Determine the number of lines holding the word "主要情节和角色特"; answer with that number only.
# Start of Records to use
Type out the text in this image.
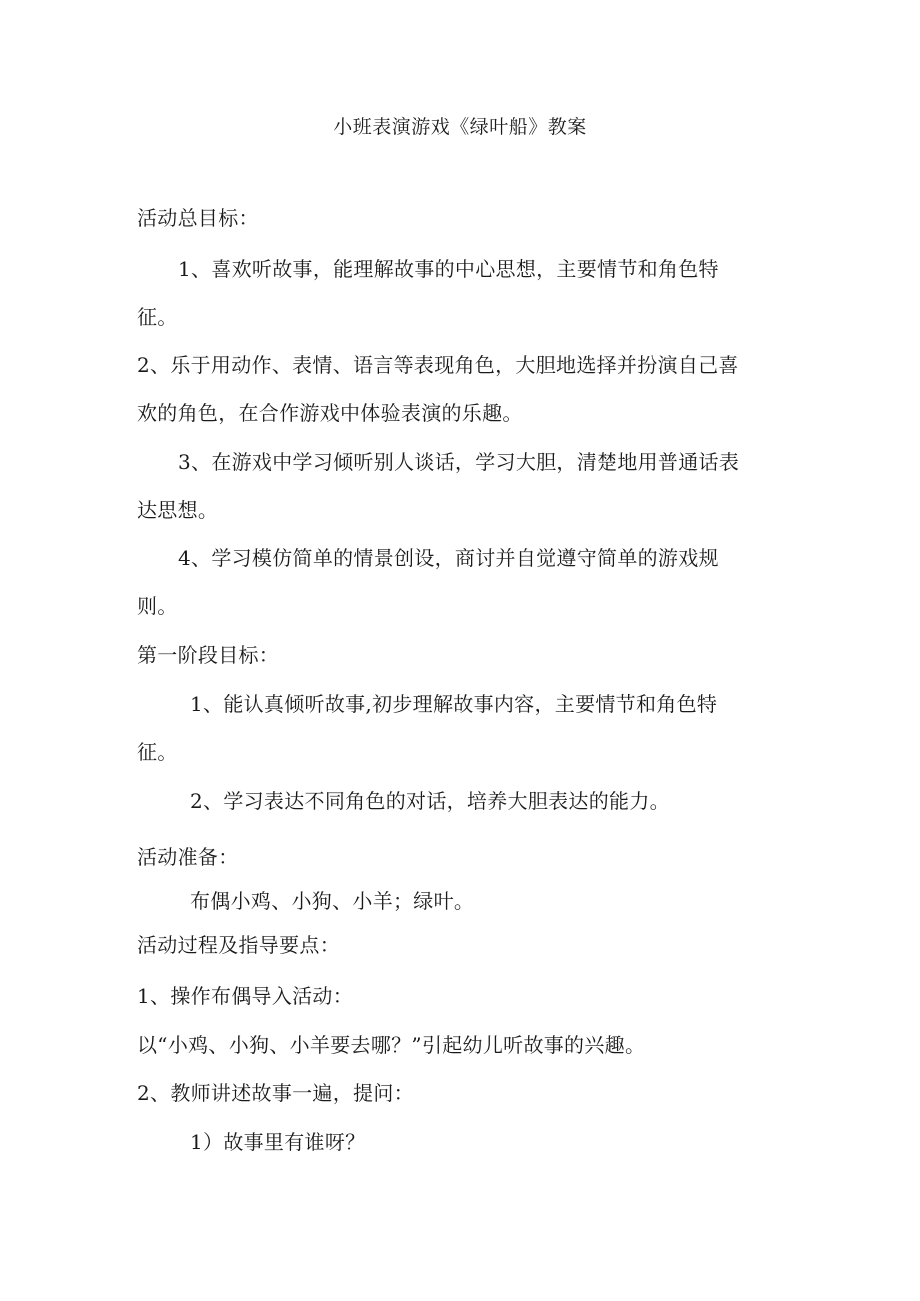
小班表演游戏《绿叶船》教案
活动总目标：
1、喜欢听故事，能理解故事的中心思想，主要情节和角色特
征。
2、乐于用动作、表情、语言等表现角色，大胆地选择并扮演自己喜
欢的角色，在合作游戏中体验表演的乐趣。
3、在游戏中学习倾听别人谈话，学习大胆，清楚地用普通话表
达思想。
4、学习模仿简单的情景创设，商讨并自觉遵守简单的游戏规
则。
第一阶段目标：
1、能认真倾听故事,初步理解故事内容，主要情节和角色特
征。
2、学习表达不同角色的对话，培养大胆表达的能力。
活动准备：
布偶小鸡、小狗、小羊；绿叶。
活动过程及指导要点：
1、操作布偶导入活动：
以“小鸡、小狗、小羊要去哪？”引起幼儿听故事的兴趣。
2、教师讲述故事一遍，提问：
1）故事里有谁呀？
# End of Records to use
Written response: 2